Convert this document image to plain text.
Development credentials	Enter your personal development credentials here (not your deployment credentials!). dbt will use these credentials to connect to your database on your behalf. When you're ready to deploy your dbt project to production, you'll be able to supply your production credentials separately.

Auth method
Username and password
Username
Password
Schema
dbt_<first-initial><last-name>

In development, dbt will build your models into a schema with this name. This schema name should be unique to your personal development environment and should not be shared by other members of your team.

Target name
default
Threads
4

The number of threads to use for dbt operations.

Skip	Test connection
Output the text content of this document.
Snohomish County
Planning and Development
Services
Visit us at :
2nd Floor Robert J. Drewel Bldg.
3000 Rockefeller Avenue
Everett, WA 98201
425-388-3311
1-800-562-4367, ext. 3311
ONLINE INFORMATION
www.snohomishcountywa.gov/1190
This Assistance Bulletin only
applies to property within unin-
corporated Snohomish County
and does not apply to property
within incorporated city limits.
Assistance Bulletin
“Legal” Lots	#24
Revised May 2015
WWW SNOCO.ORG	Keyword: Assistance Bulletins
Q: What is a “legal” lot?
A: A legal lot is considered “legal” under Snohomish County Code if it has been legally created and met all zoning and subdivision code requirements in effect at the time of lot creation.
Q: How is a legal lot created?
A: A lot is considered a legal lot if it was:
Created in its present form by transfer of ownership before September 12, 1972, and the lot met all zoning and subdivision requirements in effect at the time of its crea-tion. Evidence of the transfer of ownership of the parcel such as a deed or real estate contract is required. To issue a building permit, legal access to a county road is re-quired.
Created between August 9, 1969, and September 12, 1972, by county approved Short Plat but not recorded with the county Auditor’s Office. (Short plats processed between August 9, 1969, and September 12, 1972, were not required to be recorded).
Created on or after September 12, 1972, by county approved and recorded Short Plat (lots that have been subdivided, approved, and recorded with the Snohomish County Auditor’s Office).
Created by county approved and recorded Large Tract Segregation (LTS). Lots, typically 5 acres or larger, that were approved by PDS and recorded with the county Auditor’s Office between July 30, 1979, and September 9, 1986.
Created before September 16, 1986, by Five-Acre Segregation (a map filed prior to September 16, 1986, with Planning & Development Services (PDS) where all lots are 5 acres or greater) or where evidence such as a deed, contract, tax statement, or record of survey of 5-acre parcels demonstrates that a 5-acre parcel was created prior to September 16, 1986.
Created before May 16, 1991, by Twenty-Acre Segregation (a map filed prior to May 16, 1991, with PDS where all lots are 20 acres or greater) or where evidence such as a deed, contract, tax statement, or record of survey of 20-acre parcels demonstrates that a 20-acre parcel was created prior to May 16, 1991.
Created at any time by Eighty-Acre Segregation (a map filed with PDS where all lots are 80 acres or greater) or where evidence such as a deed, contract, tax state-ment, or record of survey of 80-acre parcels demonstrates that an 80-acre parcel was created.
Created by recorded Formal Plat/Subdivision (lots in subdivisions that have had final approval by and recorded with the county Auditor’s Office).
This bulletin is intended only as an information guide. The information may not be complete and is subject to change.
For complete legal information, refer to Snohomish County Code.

EXERCISE INSTRUCTIONS:
Look through the data above. Each line containing the word "considered" needs to be copied.

WRITTEN RESPONSE:
A: A legal lot is considered “legal” under Snohomish County Code if it has been legally created and met all zoning and subdivision code requirements in effect at the time of lot creation.
A: A lot is considered a legal lot if it was:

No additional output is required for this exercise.